§ **To be done**
Your task is to copy every line of this material exactly.

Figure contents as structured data

= = =

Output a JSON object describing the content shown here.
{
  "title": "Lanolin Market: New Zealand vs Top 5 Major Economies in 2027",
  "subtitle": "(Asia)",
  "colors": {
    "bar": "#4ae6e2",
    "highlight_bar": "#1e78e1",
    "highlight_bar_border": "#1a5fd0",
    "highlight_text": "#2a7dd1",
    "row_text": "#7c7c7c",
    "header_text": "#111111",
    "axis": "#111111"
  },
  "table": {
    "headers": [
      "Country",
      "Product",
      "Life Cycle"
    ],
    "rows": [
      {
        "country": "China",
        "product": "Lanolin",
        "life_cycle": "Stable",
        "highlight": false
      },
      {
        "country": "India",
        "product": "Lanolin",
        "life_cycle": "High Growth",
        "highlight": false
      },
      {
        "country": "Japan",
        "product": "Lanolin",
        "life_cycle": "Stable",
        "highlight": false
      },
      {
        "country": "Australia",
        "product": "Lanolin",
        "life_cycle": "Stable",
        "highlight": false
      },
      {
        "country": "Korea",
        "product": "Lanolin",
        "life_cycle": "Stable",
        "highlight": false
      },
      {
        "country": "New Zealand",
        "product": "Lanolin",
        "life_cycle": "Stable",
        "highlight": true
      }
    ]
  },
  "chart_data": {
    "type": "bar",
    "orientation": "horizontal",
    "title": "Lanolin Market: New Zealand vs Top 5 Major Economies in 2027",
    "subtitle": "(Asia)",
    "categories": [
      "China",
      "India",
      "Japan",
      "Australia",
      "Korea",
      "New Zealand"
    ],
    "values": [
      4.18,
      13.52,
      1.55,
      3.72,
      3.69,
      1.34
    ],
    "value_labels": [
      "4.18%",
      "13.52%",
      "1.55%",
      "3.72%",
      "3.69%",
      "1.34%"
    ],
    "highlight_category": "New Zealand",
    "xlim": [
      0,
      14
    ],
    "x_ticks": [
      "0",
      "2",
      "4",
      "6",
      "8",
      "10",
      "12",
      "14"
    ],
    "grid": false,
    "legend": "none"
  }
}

= = =

§ **Exercise answer**
Output a JSON object describing the content shown here.
{
  "title": "Lanolin Market: New Zealand vs Top 5 Major Economies in 2027",
  "subtitle": "(Asia)",
  "colors": {
    "bar": "#4ae6e2",
    "highlight_bar": "#1e78e1",
    "highlight_bar_border": "#1a5fd0",
    "highlight_text": "#2a7dd1",
    "row_text": "#7c7c7c",
    "header_text": "#111111",
    "axis": "#111111"
  },
  "table": {
    "headers": [
      "Country",
      "Product",
      "Life Cycle"
    ],
    "rows": [
      {
        "country": "China",
        "product": "Lanolin",
        "life_cycle": "Stable",
        "highlight": false
      },
      {
        "country": "India",
        "product": "Lanolin",
        "life_cycle": "High Growth",
        "highlight": false
      },
      {
        "country": "Japan",
        "product": "Lanolin",
        "life_cycle": "Stable",
        "highlight": false
      },
      {
        "country": "Australia",
        "product": "Lanolin",
        "life_cycle": "Stable",
        "highlight": false
      },
      {
        "country": "Korea",
        "product": "Lanolin",
        "life_cycle": "Stable",
        "highlight": false
      },
      {
        "country": "New Zealand",
        "product": "Lanolin",
        "life_cycle": "Stable",
        "highlight": true
      }
    ]
  },
  "chart_data": {
    "type": "bar",
    "orientation": "horizontal",
    "title": "Lanolin Market: New Zealand vs Top 5 Major Economies in 2027",
    "subtitle": "(Asia)",
    "categories": [
      "China",
      "India",
      "Japan",
      "Australia",
      "Korea",
      "New Zealand"
    ],
    "values": [
      4.18,
      13.52,
      1.55,
      3.72,
      3.69,
      1.34
    ],
    "value_labels": [
      "4.18%",
      "13.52%",
      "1.55%",
      "3.72%",
      "3.69%",
      "1.34%"
    ],
    "highlight_category": "New Zealand",
    "xlim": [
      0,
      14
    ],
    "x_ticks": [
      "0",
      "2",
      "4",
      "6",
      "8",
      "10",
      "12",
      "14"
    ],
    "grid": false,
    "legend": "none"
  }
}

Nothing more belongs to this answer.